##### Extrait du document #####

Alain d’Iribarne : La réponse est double. D’abord, le fait qu’on fasse un lien entre la qualité du travail et les espaces de travail ne dit pas quelle est la nature de ce lien. Il mesure simplement le degré d’importance de la liaison. Cela est d’autant plus intéressant à prendre en considération que la comparaison avec les résultats de l’enquête de 2017 montre qu’il a eu une tendance à un renforcement de ce lien entre les deux dates.

Cela est particulièrement vrai pour la santé et de bien-être pour qui, avec respectivement 50% et 48%, l’importance déclarée des liens est à la fois la plus forte et la plus accrue entre les deux dates: + 5%.

D’une certaine façon, à l’opposé, on fait le même constat en ce qui concerne les aspects relationnels au travail, que ce soit les relations avec les collègues ou avec les personnes encadrées. En effet, pour ces deux dimensions qui présentent des importances de relations plus faibles avec respectivement 39% et 34%, on constate un renforcement de la relation déclarée de 4%.

Cependant, le constat fait de la force exprimée de la liaison ne veut pas dire que cette liaison est nécessairement positive. Elle indique seulement aux employeurs les dimensions sur lesquelles ils auront à être particulièrement attentifs en matière d’aménagement des bureau dès lors qu’ils seront préoccupés par le bien-être au travail de leurs collaborateurs, voir plus prosaïquement de leur QVT.

#####

Liste des consignes:
(A) Résumez en deux phrases l'extrait sur le lien entre qualité du travail et espaces de travail.
(B) Rédigez la suite de l'extrait consacré au lien entre espaces de travail et qualité du travail.
Il n'est pas nécessaire de consulter les enregistrements.

##### Lignes enregistrées #####

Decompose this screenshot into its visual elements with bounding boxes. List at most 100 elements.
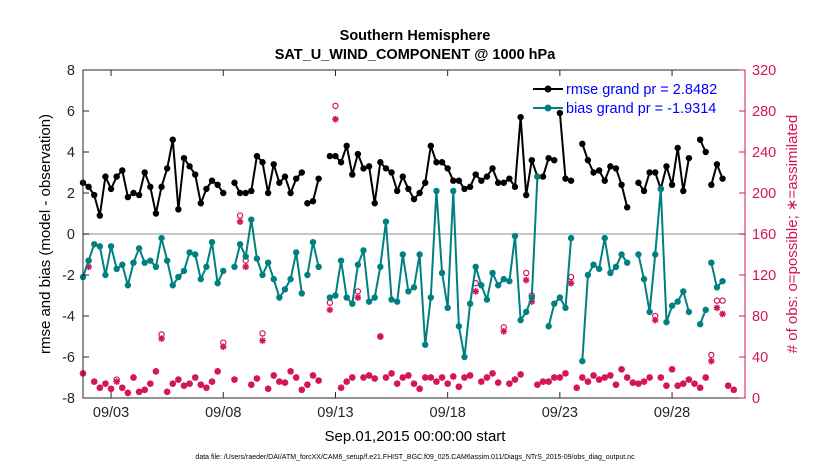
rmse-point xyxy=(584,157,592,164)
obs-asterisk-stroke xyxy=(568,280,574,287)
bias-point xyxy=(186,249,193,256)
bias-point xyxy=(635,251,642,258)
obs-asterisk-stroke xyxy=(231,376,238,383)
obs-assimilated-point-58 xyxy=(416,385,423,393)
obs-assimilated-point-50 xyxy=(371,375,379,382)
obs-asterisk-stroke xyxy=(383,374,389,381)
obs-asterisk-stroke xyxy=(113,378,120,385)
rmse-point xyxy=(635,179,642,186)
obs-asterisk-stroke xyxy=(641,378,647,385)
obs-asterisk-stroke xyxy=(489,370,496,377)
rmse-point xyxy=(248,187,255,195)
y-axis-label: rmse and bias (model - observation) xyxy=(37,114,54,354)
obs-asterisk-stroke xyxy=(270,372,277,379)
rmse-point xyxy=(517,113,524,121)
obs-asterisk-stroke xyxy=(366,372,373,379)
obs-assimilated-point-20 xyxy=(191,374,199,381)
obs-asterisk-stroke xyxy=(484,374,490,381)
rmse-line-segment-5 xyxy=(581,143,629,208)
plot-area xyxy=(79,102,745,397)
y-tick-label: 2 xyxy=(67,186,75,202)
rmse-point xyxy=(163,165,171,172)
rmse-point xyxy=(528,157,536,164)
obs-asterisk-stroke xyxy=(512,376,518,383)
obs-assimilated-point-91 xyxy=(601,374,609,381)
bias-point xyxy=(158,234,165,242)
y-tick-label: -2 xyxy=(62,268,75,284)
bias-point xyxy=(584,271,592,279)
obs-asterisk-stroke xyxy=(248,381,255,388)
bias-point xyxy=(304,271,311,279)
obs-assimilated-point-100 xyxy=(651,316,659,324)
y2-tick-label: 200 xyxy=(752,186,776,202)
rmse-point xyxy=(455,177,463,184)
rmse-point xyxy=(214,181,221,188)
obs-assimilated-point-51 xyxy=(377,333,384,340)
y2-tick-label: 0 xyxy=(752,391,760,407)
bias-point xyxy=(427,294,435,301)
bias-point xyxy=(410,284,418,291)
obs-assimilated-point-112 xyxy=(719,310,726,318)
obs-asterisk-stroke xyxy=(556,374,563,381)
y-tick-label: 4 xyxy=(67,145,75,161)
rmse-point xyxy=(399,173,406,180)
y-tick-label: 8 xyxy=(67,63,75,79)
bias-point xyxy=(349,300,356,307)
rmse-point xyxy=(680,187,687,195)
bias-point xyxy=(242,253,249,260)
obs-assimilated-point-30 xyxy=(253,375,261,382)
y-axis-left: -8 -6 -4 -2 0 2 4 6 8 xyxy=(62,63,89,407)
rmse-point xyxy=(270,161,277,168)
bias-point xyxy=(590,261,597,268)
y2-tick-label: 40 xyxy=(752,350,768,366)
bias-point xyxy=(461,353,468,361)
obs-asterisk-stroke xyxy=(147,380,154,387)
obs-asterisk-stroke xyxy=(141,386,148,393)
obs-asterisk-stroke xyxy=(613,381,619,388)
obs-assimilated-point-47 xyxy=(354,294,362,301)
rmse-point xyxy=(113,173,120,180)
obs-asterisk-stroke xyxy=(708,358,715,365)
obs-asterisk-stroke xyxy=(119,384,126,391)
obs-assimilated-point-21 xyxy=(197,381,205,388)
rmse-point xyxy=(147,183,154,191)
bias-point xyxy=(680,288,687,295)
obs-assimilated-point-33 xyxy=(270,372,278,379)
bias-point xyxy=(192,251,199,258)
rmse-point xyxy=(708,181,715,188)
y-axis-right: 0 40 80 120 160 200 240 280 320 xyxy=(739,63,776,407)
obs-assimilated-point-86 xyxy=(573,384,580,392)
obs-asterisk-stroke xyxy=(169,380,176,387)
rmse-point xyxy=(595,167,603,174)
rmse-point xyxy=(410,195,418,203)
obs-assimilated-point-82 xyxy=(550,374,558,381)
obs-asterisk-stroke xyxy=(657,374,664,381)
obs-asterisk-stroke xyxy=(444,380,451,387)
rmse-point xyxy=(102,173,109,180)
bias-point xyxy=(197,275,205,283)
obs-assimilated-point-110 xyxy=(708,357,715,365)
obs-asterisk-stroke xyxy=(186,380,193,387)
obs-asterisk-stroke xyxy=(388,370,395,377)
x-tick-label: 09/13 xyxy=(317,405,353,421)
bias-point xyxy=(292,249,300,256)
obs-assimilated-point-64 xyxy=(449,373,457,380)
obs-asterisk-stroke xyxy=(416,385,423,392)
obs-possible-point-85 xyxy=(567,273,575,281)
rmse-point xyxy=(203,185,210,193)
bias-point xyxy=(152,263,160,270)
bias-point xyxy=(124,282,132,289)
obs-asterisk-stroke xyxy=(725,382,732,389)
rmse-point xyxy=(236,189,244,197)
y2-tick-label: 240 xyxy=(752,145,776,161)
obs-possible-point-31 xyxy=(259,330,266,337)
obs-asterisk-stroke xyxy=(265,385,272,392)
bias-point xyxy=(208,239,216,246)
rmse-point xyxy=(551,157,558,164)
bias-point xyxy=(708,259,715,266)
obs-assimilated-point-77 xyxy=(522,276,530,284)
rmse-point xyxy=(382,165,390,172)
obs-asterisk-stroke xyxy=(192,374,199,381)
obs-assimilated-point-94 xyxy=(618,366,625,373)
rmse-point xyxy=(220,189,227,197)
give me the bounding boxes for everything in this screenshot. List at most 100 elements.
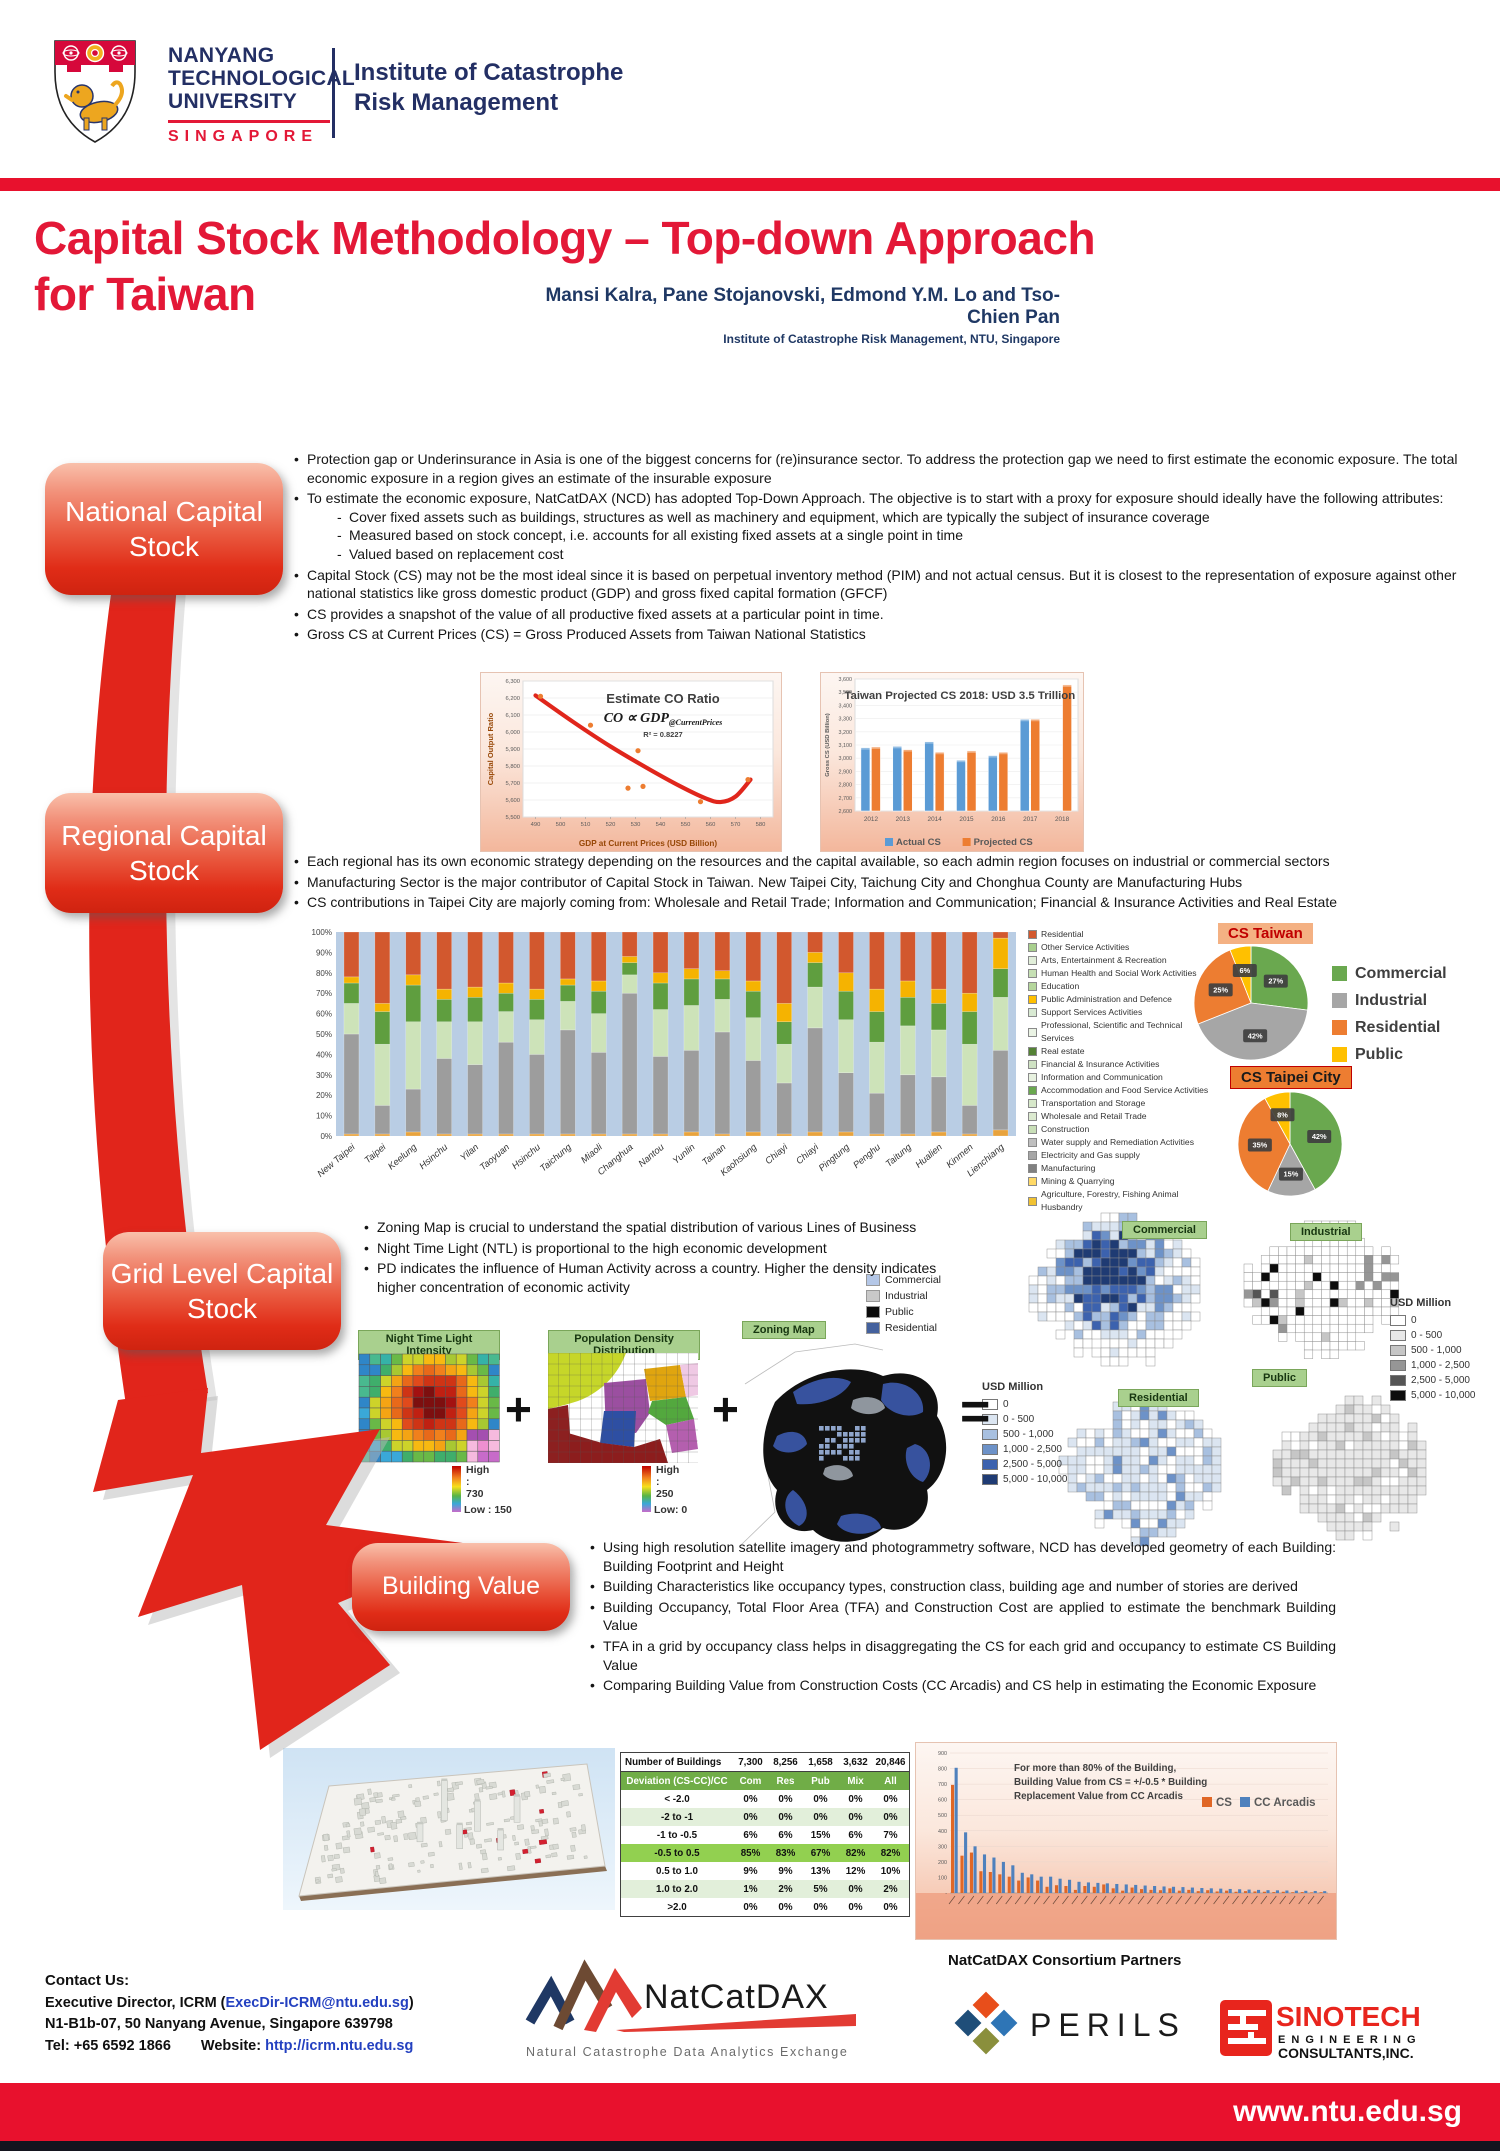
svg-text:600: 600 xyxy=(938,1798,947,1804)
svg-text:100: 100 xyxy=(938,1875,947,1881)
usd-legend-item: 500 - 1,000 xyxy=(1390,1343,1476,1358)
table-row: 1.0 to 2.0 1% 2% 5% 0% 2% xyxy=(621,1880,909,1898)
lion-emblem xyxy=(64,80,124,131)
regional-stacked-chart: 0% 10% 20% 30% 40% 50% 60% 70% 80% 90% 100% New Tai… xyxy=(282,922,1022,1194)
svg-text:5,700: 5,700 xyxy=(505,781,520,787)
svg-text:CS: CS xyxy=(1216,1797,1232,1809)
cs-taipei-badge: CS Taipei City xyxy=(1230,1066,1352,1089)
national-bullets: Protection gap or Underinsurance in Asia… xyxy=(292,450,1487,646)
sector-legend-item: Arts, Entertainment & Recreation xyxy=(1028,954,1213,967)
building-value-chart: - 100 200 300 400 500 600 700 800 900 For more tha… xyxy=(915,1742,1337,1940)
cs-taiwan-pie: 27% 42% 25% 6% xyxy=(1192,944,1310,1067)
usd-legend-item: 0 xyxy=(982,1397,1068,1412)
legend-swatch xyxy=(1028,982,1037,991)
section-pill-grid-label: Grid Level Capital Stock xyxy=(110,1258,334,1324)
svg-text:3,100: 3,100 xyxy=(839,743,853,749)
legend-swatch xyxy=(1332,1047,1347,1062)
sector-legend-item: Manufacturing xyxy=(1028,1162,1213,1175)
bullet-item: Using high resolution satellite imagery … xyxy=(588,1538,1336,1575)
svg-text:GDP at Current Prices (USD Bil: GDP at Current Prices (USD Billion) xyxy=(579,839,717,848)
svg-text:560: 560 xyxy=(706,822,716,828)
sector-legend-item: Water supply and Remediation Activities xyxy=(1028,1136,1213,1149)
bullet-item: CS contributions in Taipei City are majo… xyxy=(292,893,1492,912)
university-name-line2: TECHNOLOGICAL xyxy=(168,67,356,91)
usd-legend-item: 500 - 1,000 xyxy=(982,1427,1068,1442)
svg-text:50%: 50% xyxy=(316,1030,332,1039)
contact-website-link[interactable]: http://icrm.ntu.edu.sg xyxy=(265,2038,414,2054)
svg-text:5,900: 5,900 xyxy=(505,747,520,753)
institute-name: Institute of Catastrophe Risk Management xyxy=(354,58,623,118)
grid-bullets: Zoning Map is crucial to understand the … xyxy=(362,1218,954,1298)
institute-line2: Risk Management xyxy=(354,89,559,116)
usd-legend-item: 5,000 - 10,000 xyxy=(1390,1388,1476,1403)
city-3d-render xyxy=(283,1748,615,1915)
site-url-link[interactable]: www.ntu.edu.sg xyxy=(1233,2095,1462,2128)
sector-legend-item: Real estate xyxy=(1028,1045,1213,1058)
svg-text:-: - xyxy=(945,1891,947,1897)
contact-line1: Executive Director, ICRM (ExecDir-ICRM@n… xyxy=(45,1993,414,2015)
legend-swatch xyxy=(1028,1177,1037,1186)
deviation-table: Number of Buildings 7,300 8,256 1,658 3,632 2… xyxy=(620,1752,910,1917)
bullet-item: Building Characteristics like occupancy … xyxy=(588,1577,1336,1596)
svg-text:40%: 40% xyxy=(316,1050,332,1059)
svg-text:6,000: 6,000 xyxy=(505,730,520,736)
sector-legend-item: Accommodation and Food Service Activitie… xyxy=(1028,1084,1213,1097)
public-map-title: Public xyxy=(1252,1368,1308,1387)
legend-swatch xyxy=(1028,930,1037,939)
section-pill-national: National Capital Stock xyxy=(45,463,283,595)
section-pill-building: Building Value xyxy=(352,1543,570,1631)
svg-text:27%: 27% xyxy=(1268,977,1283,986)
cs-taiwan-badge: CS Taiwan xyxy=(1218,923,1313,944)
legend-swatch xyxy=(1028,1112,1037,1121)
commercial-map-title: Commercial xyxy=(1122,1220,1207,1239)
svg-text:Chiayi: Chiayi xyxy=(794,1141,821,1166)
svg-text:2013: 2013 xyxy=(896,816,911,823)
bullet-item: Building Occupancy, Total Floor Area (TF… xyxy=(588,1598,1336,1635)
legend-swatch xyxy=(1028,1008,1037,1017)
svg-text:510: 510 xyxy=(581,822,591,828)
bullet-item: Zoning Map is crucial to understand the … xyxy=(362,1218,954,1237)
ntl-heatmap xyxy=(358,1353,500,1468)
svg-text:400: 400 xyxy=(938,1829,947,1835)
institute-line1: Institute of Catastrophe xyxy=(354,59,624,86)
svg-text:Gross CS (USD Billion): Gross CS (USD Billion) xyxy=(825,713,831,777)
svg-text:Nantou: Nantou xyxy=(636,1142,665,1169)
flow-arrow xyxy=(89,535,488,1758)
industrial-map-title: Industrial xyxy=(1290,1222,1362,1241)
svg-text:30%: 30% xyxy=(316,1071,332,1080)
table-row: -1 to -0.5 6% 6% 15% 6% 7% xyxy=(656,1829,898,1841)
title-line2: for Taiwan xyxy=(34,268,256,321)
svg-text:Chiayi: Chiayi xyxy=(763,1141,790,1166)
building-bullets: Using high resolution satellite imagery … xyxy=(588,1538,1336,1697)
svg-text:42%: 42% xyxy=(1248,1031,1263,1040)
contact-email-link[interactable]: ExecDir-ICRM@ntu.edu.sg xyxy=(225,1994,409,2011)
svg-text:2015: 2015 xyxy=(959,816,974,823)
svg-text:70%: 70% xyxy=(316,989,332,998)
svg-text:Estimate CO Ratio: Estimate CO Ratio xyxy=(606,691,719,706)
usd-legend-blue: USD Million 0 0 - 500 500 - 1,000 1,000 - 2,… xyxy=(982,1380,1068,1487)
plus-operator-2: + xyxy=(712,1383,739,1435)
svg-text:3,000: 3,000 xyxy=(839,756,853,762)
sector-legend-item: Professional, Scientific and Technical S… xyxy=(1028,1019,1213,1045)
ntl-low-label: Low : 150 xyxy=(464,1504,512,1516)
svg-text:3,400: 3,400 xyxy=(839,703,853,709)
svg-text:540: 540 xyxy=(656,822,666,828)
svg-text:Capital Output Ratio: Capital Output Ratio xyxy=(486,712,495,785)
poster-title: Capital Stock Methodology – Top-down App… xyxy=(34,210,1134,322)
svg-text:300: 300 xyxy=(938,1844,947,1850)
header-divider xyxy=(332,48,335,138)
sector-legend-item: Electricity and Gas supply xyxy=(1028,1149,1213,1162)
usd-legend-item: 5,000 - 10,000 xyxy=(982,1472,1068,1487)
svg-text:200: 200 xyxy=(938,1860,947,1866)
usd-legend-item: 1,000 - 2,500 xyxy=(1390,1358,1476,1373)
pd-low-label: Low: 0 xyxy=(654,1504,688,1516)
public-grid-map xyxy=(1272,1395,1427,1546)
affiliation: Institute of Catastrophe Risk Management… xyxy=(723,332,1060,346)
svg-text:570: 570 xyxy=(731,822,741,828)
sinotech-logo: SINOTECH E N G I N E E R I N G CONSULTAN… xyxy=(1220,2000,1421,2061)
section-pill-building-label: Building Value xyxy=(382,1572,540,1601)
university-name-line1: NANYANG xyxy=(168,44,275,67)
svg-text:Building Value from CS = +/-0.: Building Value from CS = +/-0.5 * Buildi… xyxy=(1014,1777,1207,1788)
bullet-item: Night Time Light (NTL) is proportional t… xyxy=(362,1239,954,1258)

#####
##### Lignes enregistrées #####

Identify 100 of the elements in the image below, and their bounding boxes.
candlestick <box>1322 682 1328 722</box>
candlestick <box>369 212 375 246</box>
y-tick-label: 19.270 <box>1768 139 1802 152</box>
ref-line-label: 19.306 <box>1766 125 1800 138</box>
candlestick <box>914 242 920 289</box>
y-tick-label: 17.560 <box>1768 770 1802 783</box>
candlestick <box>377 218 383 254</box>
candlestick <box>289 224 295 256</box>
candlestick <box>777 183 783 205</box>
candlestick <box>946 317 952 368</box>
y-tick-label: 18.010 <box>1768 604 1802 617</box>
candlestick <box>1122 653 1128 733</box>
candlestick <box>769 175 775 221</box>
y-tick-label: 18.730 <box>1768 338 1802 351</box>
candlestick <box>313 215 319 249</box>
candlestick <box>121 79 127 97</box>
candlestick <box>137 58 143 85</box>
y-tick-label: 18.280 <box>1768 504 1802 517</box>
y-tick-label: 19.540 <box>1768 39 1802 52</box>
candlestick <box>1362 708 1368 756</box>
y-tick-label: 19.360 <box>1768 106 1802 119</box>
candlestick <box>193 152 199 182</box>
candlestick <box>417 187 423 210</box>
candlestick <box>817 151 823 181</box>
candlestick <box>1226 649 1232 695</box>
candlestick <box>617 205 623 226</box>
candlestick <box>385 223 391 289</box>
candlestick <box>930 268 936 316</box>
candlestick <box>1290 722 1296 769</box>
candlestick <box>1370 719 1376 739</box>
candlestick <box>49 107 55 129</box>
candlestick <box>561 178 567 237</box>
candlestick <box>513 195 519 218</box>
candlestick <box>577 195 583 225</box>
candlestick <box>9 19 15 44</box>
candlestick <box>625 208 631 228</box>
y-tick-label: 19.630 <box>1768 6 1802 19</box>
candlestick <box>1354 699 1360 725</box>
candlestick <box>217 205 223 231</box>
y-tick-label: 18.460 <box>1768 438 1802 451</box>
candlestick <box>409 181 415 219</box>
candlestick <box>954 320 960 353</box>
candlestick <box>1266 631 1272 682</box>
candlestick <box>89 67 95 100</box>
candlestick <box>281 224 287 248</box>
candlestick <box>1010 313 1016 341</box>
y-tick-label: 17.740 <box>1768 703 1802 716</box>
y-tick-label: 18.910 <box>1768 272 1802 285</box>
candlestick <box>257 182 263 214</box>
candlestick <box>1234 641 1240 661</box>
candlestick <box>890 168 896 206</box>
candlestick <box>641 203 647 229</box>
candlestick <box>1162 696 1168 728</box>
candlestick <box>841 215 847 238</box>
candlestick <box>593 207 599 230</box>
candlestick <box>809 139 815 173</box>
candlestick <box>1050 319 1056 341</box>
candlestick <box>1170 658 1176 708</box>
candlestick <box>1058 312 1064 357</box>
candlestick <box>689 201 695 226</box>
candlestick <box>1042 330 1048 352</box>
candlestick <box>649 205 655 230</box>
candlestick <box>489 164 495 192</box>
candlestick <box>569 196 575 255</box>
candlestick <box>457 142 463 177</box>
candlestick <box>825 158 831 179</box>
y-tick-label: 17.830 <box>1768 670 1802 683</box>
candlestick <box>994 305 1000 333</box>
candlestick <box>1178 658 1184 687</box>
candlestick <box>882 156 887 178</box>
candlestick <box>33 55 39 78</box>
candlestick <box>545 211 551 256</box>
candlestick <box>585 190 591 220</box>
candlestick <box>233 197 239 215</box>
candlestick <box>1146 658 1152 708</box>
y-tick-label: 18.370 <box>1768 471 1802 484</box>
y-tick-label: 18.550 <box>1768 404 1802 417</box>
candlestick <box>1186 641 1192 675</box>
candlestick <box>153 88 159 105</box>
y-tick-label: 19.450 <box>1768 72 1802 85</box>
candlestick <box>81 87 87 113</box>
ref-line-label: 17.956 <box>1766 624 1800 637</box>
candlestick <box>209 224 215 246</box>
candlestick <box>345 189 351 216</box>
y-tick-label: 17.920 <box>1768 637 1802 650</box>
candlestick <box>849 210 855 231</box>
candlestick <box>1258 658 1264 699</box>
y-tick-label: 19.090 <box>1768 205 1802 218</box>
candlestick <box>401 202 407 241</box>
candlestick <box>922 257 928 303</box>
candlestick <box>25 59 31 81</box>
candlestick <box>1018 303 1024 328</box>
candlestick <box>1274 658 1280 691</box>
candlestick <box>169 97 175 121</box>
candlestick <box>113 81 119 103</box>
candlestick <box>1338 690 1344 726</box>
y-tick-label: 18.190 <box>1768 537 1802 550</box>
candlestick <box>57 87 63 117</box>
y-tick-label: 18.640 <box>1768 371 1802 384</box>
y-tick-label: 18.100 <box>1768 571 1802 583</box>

#####

Corrigé des consignes:
(A) Selon Alain d'Iribarne, le lien établi entre la qualité du travail et les espaces de travail mesure l'importance de cette liaison sans en indiquer la nature, et ce lien s'est renforcé depuis l'enquête de 2017. Ce renforcement est le plus net pour la santé et le bien-être (50 % et 48 %, soit + 5 %), mais il concerne aussi les relations avec les collègues et avec les personnes encadrées (39 % et 34 %, soit + 4 %), sans que cette force garantisse une liaison positive, puisqu'elle signale seulement aux employeurs les dimensions auxquelles veiller dans l'aménagement des bureaux.

(B)
Ces premiers résultats des enquêtes d’Actineo montrent simplement qu’en la matière, les questions de santé et de bien-être au travail deviennent incontournables.

Zevillage : Mais moins d’un quart d’actifs interrogés jugent leur lieu de travail très bien adapté à leurs besoins c’est peu quand même ?

Alain d’Iribarne : Reste à savoir où sont les satisfactions et les insatisfactions, ces dernières étant un bon indicateur des domaines où des efforts ont été faits par les employeurs en matière de QVT et ceux où des efforts restent à faire.

De ce point de vue, même si seulement 63% des répondants à l’enquête trouve que leurs employeurs portent une attention suffisante à leur bien-être au travail, ces derniers indiquent à 87% qu’ils sont globalement satisfaits de leur QVT avec une progression de 7% par rapport à 2017.

Et si l’on prend en considération les seules réponses extrêmes qui sont les plus signifiantes, on voit que 24% des répondants sont très satisfaits alors que les très insatisfaits ne sont que 3%.

A ce niveau global on est donc loin de ce qui est souvent dit en la matière et c’est pourquoi, pour mieux cerner la nature des problèmes, on est rentré avec l’enquête dans une analyse beaucoup plus serrée de la question.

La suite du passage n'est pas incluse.